- [What to produce]
Could you output each line of the data that follows exactly?

A block of data
┄┄┄┄┄┄

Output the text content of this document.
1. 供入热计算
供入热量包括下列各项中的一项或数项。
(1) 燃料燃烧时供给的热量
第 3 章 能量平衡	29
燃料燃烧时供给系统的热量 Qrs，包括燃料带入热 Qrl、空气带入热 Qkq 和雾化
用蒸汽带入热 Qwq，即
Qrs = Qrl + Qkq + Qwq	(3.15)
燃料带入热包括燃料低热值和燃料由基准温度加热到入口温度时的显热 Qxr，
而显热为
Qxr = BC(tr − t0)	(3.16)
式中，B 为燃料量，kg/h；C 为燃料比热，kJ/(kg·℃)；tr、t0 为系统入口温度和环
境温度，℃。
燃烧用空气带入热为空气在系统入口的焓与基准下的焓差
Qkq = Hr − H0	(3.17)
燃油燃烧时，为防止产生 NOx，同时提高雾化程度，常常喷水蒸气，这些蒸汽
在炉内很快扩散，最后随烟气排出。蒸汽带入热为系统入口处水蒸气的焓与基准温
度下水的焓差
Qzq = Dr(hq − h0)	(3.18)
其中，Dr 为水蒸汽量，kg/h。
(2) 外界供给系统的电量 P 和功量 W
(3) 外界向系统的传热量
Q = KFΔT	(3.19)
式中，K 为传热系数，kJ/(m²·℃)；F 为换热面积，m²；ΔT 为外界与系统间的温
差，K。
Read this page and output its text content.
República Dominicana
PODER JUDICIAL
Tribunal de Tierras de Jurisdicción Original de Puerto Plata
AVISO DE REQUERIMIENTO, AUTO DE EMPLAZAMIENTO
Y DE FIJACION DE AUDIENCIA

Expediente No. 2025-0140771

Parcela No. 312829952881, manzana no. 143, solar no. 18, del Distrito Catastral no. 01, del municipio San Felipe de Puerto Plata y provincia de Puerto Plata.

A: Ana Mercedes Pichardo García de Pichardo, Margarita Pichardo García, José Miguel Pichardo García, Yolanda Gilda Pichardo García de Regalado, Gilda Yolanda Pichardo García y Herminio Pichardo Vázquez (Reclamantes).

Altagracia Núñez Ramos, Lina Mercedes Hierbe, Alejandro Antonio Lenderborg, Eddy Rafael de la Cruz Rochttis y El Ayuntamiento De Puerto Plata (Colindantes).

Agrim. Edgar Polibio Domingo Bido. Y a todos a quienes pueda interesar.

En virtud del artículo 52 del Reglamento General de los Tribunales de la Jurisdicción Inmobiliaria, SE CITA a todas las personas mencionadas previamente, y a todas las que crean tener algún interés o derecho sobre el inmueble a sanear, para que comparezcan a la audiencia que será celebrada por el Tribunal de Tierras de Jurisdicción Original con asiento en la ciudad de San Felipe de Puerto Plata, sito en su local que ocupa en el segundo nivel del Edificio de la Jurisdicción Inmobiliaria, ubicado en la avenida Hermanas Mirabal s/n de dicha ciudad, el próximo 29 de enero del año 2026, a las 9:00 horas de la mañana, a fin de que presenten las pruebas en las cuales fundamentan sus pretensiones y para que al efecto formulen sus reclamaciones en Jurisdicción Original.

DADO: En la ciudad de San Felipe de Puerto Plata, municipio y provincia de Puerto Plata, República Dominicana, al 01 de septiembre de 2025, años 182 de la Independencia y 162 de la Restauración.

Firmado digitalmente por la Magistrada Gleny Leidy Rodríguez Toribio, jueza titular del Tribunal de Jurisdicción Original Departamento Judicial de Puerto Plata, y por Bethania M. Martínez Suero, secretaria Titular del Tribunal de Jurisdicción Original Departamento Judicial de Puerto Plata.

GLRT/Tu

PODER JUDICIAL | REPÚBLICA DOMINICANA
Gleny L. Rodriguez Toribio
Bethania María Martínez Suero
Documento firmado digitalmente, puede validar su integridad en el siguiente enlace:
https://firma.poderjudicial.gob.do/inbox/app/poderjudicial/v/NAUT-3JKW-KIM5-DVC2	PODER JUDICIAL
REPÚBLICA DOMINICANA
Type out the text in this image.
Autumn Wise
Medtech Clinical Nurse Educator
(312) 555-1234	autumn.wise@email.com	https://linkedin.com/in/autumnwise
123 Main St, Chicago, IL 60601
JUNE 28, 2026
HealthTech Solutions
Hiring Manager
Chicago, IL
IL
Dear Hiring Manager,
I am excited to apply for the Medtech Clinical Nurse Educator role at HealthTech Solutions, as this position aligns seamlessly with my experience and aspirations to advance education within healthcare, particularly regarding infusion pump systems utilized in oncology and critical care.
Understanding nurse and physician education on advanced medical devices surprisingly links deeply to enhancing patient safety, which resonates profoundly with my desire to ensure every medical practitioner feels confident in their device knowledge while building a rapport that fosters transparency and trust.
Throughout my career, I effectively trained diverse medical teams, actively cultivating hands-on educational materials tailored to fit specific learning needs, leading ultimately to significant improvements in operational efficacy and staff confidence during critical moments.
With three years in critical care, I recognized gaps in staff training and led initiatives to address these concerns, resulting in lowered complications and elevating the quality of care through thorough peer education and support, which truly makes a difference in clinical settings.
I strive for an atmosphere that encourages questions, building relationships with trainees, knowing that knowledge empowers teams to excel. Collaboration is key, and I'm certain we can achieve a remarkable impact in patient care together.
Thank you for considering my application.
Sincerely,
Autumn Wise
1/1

┄┄┄┄┄┄

- [Expected answer]
Output the text content of this document.
1. 供入热计算
供入热量包括下列各项中的一项或数项。
(1) 燃料燃烧时供给的热量
第 3 章 能量平衡	29
燃料燃烧时供给系统的热量 Qrs，包括燃料带入热 Qrl、空气带入热 Qkq 和雾化
用蒸汽带入热 Qwq，即
Qrs = Qrl + Qkq + Qwq	(3.15)
燃料带入热包括燃料低热值和燃料由基准温度加热到入口温度时的显热 Qxr，
而显热为
Qxr = BC(tr − t0)	(3.16)
式中，B 为燃料量，kg/h；C 为燃料比热，kJ/(kg·℃)；tr、t0 为系统入口温度和环
境温度，℃。
燃烧用空气带入热为空气在系统入口的焓与基准下的焓差
Qkq = Hr − H0	(3.17)
燃油燃烧时，为防止产生 NOx，同时提高雾化程度，常常喷水蒸气，这些蒸汽
在炉内很快扩散，最后随烟气排出。蒸汽带入热为系统入口处水蒸气的焓与基准温
度下水的焓差
Qzq = Dr(hq − h0)	(3.18)
其中，Dr 为水蒸汽量，kg/h。
(2) 外界供给系统的电量 P 和功量 W
(3) 外界向系统的传热量
Q = KFΔT	(3.19)
式中，K 为传热系数，kJ/(m²·℃)；F 为换热面积，m²；ΔT 为外界与系统间的温
差，K。
Read this page and output its text content.
República Dominicana
PODER JUDICIAL
Tribunal de Tierras de Jurisdicción Original de Puerto Plata
AVISO DE REQUERIMIENTO, AUTO DE EMPLAZAMIENTO
Y DE FIJACION DE AUDIENCIA

Expediente No. 2025-0140771

Parcela No. 312829952881, manzana no. 143, solar no. 18, del Distrito Catastral no. 01, del municipio San Felipe de Puerto Plata y provincia de Puerto Plata.

A: Ana Mercedes Pichardo García de Pichardo, Margarita Pichardo García, José Miguel Pichardo García, Yolanda Gilda Pichardo García de Regalado, Gilda Yolanda Pichardo García y Herminio Pichardo Vázquez (Reclamantes).

Altagracia Núñez Ramos, Lina Mercedes Hierbe, Alejandro Antonio Lenderborg, Eddy Rafael de la Cruz Rochttis y El Ayuntamiento De Puerto Plata (Colindantes).

Agrim. Edgar Polibio Domingo Bido. Y a todos a quienes pueda interesar.

En virtud del artículo 52 del Reglamento General de los Tribunales de la Jurisdicción Inmobiliaria, SE CITA a todas las personas mencionadas previamente, y a todas las que crean tener algún interés o derecho sobre el inmueble a sanear, para que comparezcan a la audiencia que será celebrada por el Tribunal de Tierras de Jurisdicción Original con asiento en la ciudad de San Felipe de Puerto Plata, sito en su local que ocupa en el segundo nivel del Edificio de la Jurisdicción Inmobiliaria, ubicado en la avenida Hermanas Mirabal s/n de dicha ciudad, el próximo 29 de enero del año 2026, a las 9:00 horas de la mañana, a fin de que presenten las pruebas en las cuales fundamentan sus pretensiones y para que al efecto formulen sus reclamaciones en Jurisdicción Original.

DADO: En la ciudad de San Felipe de Puerto Plata, municipio y provincia de Puerto Plata, República Dominicana, al 01 de septiembre de 2025, años 182 de la Independencia y 162 de la Restauración.

Firmado digitalmente por la Magistrada Gleny Leidy Rodríguez Toribio, jueza titular del Tribunal de Jurisdicción Original Departamento Judicial de Puerto Plata, y por Bethania M. Martínez Suero, secretaria Titular del Tribunal de Jurisdicción Original Departamento Judicial de Puerto Plata.

GLRT/Tu

PODER JUDICIAL | REPÚBLICA DOMINICANA
Gleny L. Rodriguez Toribio
Bethania María Martínez Suero
Documento firmado digitalmente, puede validar su integridad en el siguiente enlace:
https://firma.poderjudicial.gob.do/inbox/app/poderjudicial/v/NAUT-3JKW-KIM5-DVC2	PODER JUDICIAL
REPÚBLICA DOMINICANA
Type out the text in this image.
Autumn Wise
Medtech Clinical Nurse Educator
(312) 555-1234	autumn.wise@email.com	https://linkedin.com/in/autumnwise
123 Main St, Chicago, IL 60601
JUNE 28, 2026
HealthTech Solutions
Hiring Manager
Chicago, IL
IL
Dear Hiring Manager,
I am excited to apply for the Medtech Clinical Nurse Educator role at HealthTech Solutions, as this position aligns seamlessly with my experience and aspirations to advance education within healthcare, particularly regarding infusion pump systems utilized in oncology and critical care.
Understanding nurse and physician education on advanced medical devices surprisingly links deeply to enhancing patient safety, which resonates profoundly with my desire to ensure every medical practitioner feels confident in their device knowledge while building a rapport that fosters transparency and trust.
Throughout my career, I effectively trained diverse medical teams, actively cultivating hands-on educational materials tailored to fit specific learning needs, leading ultimately to significant improvements in operational efficacy and staff confidence during critical moments.
With three years in critical care, I recognized gaps in staff training and led initiatives to address these concerns, resulting in lowered complications and elevating the quality of care through thorough peer education and support, which truly makes a difference in clinical settings.
I strive for an atmosphere that encourages questions, building relationships with trainees, knowing that knowledge empowers teams to excel. Collaboration is key, and I'm certain we can achieve a remarkable impact in patient care together.
Thank you for considering my application.
Sincerely,
Autumn Wise
1/1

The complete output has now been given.